Your task: Extract every line of the material below and reproduce it faithfully.

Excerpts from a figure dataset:
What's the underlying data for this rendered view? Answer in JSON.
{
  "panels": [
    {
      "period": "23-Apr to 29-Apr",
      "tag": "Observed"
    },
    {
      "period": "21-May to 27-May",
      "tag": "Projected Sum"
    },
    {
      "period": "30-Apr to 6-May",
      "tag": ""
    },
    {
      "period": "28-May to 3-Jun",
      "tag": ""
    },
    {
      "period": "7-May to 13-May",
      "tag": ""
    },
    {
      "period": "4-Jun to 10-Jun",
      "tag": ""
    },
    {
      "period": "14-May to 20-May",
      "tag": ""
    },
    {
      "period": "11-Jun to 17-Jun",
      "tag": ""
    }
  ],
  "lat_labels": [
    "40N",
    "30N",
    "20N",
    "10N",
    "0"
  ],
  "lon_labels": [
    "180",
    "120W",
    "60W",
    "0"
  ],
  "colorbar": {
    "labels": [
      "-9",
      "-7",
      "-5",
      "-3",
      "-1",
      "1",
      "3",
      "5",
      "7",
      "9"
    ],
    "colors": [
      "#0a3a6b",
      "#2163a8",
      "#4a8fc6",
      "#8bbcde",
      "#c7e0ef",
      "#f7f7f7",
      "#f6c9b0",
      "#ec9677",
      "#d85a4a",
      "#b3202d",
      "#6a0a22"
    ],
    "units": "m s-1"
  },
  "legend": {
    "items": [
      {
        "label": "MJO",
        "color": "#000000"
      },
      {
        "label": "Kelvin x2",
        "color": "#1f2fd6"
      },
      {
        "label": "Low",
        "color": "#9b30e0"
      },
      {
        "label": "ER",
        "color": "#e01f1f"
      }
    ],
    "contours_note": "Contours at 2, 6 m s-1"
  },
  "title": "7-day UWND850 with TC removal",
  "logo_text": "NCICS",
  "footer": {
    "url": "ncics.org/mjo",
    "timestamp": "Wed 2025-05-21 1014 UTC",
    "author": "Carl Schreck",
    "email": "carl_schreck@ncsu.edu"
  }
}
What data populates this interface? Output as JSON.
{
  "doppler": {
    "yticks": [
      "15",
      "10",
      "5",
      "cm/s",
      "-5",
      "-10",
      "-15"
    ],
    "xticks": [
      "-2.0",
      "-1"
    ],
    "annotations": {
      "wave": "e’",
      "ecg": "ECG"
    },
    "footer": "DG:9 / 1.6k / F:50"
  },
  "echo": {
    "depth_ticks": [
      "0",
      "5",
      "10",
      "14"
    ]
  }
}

Answer to the task:
What's the underlying data for this rendered view? Answer in JSON.
{
  "panels": [
    {
      "period": "23-Apr to 29-Apr",
      "tag": "Observed"
    },
    {
      "period": "21-May to 27-May",
      "tag": "Projected Sum"
    },
    {
      "period": "30-Apr to 6-May",
      "tag": ""
    },
    {
      "period": "28-May to 3-Jun",
      "tag": ""
    },
    {
      "period": "7-May to 13-May",
      "tag": ""
    },
    {
      "period": "4-Jun to 10-Jun",
      "tag": ""
    },
    {
      "period": "14-May to 20-May",
      "tag": ""
    },
    {
      "period": "11-Jun to 17-Jun",
      "tag": ""
    }
  ],
  "lat_labels": [
    "40N",
    "30N",
    "20N",
    "10N",
    "0"
  ],
  "lon_labels": [
    "180",
    "120W",
    "60W",
    "0"
  ],
  "colorbar": {
    "labels": [
      "-9",
      "-7",
      "-5",
      "-3",
      "-1",
      "1",
      "3",
      "5",
      "7",
      "9"
    ],
    "colors": [
      "#0a3a6b",
      "#2163a8",
      "#4a8fc6",
      "#8bbcde",
      "#c7e0ef",
      "#f7f7f7",
      "#f6c9b0",
      "#ec9677",
      "#d85a4a",
      "#b3202d",
      "#6a0a22"
    ],
    "units": "m s-1"
  },
  "legend": {
    "items": [
      {
        "label": "MJO",
        "color": "#000000"
      },
      {
        "label": "Kelvin x2",
        "color": "#1f2fd6"
      },
      {
        "label": "Low",
        "color": "#9b30e0"
      },
      {
        "label": "ER",
        "color": "#e01f1f"
      }
    ],
    "contours_note": "Contours at 2, 6 m s-1"
  },
  "title": "7-day UWND850 with TC removal",
  "logo_text": "NCICS",
  "footer": {
    "url": "ncics.org/mjo",
    "timestamp": "Wed 2025-05-21 1014 UTC",
    "author": "Carl Schreck",
    "email": "carl_schreck@ncsu.edu"
  }
}
What data populates this interface? Output as JSON.
{
  "doppler": {
    "yticks": [
      "15",
      "10",
      "5",
      "cm/s",
      "-5",
      "-10",
      "-15"
    ],
    "xticks": [
      "-2.0",
      "-1"
    ],
    "annotations": {
      "wave": "e’",
      "ecg": "ECG"
    },
    "footer": "DG:9 / 1.6k / F:50"
  },
  "echo": {
    "depth_ticks": [
      "0",
      "5",
      "10",
      "14"
    ]
  }
}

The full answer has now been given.